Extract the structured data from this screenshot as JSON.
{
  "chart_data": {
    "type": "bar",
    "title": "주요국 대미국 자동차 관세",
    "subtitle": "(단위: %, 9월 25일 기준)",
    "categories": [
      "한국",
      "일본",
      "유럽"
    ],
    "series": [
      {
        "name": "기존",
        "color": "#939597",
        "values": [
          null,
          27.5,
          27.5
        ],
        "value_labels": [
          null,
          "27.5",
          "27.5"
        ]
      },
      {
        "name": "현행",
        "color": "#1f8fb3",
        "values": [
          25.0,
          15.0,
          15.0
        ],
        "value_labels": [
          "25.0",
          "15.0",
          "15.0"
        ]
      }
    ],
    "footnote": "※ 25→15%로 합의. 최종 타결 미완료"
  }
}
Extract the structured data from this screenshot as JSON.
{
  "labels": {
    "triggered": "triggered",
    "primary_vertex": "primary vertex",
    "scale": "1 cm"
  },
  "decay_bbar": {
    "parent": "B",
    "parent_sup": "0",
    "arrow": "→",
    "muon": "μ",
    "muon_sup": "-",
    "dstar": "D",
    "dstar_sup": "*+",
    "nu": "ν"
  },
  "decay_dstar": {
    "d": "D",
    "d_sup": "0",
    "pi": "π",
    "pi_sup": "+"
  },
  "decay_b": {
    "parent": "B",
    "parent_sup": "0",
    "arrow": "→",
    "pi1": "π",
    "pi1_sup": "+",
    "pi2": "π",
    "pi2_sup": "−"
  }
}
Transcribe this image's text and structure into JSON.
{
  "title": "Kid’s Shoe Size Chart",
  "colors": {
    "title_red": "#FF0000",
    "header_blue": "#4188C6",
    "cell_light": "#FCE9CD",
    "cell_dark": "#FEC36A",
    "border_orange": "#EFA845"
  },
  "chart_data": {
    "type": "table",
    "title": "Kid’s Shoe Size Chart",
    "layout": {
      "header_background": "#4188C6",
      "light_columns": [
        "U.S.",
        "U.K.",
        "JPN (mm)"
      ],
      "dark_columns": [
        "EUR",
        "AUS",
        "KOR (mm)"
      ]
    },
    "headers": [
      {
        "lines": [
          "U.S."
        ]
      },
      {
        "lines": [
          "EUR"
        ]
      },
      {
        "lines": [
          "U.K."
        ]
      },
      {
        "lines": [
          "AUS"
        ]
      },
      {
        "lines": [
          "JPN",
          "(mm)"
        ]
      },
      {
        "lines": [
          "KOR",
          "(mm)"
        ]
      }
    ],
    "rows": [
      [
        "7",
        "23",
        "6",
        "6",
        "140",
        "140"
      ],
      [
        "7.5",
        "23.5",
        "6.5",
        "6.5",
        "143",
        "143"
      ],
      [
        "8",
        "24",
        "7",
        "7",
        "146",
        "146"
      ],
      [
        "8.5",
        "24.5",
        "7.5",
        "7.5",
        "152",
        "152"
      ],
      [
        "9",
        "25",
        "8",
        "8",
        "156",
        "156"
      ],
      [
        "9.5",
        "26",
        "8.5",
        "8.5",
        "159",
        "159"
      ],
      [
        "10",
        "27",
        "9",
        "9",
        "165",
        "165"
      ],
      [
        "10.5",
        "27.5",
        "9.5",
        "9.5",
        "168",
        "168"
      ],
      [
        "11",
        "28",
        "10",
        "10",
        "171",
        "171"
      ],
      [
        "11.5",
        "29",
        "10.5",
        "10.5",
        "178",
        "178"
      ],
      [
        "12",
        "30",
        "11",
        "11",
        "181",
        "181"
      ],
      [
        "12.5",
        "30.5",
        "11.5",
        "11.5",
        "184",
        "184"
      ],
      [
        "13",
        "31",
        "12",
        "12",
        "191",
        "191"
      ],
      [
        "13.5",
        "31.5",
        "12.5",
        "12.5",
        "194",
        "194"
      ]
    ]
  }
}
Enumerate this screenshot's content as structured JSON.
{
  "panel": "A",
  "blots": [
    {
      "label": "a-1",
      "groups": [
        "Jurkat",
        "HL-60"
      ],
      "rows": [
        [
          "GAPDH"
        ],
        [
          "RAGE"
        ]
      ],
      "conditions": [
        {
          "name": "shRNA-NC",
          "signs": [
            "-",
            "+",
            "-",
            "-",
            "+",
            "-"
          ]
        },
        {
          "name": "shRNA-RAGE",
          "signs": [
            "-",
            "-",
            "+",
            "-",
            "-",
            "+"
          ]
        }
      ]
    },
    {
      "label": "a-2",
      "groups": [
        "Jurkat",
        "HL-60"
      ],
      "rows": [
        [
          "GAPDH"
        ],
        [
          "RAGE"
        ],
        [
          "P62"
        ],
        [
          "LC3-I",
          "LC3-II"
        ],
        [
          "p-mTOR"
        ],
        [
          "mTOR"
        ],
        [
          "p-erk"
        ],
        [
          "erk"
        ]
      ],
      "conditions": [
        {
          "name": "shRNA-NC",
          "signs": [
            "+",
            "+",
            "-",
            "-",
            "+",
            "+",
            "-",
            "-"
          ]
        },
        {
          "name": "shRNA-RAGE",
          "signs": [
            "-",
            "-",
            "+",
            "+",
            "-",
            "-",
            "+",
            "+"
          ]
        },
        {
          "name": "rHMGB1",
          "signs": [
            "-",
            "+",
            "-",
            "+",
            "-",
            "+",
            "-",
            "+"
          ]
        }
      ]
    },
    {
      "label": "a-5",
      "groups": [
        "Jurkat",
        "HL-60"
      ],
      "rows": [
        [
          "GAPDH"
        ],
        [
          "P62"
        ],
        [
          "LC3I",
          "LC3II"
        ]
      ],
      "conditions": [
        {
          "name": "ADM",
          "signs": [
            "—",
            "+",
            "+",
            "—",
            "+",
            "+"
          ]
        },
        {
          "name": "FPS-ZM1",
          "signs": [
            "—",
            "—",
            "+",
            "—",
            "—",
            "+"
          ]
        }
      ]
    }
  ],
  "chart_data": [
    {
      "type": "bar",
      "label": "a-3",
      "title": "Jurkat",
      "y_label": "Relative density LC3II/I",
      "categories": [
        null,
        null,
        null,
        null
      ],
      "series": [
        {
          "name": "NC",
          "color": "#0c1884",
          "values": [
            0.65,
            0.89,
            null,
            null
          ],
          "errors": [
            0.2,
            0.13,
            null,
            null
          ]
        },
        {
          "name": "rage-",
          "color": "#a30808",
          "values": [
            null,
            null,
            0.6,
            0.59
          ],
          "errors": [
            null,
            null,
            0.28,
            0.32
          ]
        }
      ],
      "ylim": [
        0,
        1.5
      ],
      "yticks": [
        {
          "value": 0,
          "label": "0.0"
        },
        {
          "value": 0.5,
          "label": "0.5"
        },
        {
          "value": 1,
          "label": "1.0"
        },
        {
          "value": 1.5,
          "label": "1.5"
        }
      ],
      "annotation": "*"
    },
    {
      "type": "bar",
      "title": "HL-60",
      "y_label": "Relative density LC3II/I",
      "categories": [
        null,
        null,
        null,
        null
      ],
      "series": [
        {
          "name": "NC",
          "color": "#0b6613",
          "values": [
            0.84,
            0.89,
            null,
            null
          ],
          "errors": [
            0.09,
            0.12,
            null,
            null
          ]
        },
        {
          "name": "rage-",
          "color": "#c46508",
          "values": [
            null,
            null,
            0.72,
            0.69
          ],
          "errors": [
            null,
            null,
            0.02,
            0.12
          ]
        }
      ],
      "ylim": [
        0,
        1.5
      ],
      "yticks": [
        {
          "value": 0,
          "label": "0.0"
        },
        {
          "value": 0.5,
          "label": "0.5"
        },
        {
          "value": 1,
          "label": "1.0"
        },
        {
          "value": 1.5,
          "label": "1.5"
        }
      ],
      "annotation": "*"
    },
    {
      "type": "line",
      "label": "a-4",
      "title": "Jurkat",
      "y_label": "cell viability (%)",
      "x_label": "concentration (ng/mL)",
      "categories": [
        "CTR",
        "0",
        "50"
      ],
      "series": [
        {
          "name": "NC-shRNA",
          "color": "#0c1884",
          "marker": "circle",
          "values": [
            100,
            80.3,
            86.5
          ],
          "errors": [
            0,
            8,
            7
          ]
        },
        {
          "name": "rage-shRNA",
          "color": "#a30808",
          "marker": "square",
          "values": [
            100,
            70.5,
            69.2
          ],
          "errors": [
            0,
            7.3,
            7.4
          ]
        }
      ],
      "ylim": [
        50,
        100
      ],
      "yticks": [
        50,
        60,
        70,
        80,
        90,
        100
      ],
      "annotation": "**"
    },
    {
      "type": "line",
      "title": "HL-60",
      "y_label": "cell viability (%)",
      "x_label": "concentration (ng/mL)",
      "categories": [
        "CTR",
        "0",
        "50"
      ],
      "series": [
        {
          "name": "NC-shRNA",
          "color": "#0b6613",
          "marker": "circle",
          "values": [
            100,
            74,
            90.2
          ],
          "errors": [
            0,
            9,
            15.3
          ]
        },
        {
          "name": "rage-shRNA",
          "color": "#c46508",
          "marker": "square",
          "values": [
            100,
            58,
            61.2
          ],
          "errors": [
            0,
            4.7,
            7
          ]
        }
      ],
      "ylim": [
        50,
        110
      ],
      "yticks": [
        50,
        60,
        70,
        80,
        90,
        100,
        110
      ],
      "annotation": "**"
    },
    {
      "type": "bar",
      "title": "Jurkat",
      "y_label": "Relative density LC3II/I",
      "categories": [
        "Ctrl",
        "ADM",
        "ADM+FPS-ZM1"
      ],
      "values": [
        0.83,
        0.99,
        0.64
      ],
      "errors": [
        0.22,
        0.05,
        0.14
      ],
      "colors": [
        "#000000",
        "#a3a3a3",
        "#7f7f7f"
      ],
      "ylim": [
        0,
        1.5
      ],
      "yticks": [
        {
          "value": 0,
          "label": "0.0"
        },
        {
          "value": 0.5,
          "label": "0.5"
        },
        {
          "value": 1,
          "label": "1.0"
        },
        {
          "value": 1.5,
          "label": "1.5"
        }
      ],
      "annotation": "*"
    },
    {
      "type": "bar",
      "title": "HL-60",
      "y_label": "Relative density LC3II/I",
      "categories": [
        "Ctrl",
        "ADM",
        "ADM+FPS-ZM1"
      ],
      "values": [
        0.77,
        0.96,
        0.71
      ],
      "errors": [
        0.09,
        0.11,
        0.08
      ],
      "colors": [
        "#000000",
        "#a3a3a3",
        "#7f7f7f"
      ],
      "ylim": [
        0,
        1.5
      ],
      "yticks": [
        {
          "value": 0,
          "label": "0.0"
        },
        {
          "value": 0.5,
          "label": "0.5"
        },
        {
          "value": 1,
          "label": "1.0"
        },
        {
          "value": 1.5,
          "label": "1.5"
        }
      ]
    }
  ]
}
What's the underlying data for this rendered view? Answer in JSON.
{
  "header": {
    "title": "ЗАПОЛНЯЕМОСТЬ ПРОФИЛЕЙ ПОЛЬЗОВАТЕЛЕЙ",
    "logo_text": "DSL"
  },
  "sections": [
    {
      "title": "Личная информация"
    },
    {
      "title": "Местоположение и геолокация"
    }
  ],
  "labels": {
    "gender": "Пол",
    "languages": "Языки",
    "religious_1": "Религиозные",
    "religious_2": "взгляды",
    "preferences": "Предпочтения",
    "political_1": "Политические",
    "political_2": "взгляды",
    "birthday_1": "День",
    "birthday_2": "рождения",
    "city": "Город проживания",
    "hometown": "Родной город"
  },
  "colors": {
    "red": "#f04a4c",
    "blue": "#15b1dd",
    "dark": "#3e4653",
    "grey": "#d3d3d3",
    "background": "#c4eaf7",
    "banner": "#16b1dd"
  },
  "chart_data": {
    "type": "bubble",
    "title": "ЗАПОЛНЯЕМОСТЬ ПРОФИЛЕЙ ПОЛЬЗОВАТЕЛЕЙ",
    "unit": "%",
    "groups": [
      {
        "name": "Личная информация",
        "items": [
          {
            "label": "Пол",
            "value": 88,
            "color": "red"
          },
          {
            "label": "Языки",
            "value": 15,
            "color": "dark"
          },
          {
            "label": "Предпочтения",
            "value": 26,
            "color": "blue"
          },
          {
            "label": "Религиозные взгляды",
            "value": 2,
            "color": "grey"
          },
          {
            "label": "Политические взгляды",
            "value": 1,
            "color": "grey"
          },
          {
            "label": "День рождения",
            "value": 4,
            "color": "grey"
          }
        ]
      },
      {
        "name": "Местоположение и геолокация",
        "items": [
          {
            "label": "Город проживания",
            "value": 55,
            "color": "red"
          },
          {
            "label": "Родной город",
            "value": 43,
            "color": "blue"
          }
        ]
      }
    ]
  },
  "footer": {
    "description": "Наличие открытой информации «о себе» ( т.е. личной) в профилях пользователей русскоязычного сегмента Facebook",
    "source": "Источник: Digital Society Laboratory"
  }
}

- - - - -

=== Your objective ===
From the data above, copy each line that holds "Предпочтения".

=== Answer for this exercise ===
    "preferences": "Предпочтения",
            "label": "Предпочтения",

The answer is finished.